■ **Stated task**: Every record that follows should be printed verbatim.

◇ ◇ ◇ ◇

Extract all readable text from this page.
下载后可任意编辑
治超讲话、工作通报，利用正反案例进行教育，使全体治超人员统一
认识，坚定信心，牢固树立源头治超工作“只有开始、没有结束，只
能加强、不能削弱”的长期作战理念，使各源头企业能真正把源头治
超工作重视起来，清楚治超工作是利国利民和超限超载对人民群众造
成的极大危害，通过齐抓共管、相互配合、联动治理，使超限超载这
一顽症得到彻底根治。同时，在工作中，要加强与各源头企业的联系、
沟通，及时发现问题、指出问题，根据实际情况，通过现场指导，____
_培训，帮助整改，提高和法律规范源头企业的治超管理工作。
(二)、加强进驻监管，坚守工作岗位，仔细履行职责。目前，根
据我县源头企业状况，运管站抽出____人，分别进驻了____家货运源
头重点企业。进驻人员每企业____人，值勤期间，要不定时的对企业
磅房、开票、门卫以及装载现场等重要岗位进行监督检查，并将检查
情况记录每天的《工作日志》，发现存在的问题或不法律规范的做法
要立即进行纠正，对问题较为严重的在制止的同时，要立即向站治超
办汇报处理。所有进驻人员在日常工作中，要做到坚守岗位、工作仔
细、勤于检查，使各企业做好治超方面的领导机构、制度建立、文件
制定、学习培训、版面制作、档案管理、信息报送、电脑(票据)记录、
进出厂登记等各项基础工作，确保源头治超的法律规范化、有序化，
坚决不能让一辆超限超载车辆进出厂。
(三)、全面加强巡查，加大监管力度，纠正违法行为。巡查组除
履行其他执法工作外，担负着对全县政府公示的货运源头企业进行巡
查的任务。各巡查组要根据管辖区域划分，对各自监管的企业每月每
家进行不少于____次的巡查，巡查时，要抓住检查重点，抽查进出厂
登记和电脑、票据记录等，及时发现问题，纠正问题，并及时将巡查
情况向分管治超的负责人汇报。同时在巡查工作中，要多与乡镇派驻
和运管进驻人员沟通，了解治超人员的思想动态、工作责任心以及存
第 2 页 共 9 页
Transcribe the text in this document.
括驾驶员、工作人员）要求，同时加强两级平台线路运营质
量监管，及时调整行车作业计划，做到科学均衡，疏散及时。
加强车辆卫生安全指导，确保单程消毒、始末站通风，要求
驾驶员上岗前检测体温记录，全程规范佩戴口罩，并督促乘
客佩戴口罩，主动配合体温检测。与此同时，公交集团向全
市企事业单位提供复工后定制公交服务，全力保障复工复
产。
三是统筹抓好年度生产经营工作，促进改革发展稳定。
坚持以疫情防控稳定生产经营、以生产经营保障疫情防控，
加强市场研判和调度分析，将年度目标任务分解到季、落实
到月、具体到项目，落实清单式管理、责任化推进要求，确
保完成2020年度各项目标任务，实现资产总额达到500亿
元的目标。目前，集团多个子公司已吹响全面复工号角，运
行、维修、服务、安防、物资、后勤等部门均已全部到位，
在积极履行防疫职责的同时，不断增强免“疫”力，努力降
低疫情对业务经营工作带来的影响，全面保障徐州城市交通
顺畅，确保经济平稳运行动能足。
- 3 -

◇ ◇ ◇ ◇

■ **Final answer**:
Extract all readable text from this page.
下载后可任意编辑
治超讲话、工作通报，利用正反案例进行教育，使全体治超人员统一
认识，坚定信心，牢固树立源头治超工作“只有开始、没有结束，只
能加强、不能削弱”的长期作战理念，使各源头企业能真正把源头治
超工作重视起来，清楚治超工作是利国利民和超限超载对人民群众造
成的极大危害，通过齐抓共管、相互配合、联动治理，使超限超载这
一顽症得到彻底根治。同时，在工作中，要加强与各源头企业的联系、
沟通，及时发现问题、指出问题，根据实际情况，通过现场指导，____
_培训，帮助整改，提高和法律规范源头企业的治超管理工作。
(二)、加强进驻监管，坚守工作岗位，仔细履行职责。目前，根
据我县源头企业状况，运管站抽出____人，分别进驻了____家货运源
头重点企业。进驻人员每企业____人，值勤期间，要不定时的对企业
磅房、开票、门卫以及装载现场等重要岗位进行监督检查，并将检查
情况记录每天的《工作日志》，发现存在的问题或不法律规范的做法
要立即进行纠正，对问题较为严重的在制止的同时，要立即向站治超
办汇报处理。所有进驻人员在日常工作中，要做到坚守岗位、工作仔
细、勤于检查，使各企业做好治超方面的领导机构、制度建立、文件
制定、学习培训、版面制作、档案管理、信息报送、电脑(票据)记录、
进出厂登记等各项基础工作，确保源头治超的法律规范化、有序化，
坚决不能让一辆超限超载车辆进出厂。
(三)、全面加强巡查，加大监管力度，纠正违法行为。巡查组除
履行其他执法工作外，担负着对全县政府公示的货运源头企业进行巡
查的任务。各巡查组要根据管辖区域划分，对各自监管的企业每月每
家进行不少于____次的巡查，巡查时，要抓住检查重点，抽查进出厂
登记和电脑、票据记录等，及时发现问题，纠正问题，并及时将巡查
情况向分管治超的负责人汇报。同时在巡查工作中，要多与乡镇派驻
和运管进驻人员沟通，了解治超人员的思想动态、工作责任心以及存
第 2 页 共 9 页
Transcribe the text in this document.
括驾驶员、工作人员）要求，同时加强两级平台线路运营质
量监管，及时调整行车作业计划，做到科学均衡，疏散及时。
加强车辆卫生安全指导，确保单程消毒、始末站通风，要求
驾驶员上岗前检测体温记录，全程规范佩戴口罩，并督促乘
客佩戴口罩，主动配合体温检测。与此同时，公交集团向全
市企事业单位提供复工后定制公交服务，全力保障复工复
产。
三是统筹抓好年度生产经营工作，促进改革发展稳定。
坚持以疫情防控稳定生产经营、以生产经营保障疫情防控，
加强市场研判和调度分析，将年度目标任务分解到季、落实
到月、具体到项目，落实清单式管理、责任化推进要求，确
保完成2020年度各项目标任务，实现资产总额达到500亿
元的目标。目前，集团多个子公司已吹响全面复工号角，运
行、维修、服务、安防、物资、后勤等部门均已全部到位，
在积极履行防疫职责的同时，不断增强免“疫”力，努力降
低疫情对业务经营工作带来的影响，全面保障徐州城市交通
顺畅，确保经济平稳运行动能足。
- 3 -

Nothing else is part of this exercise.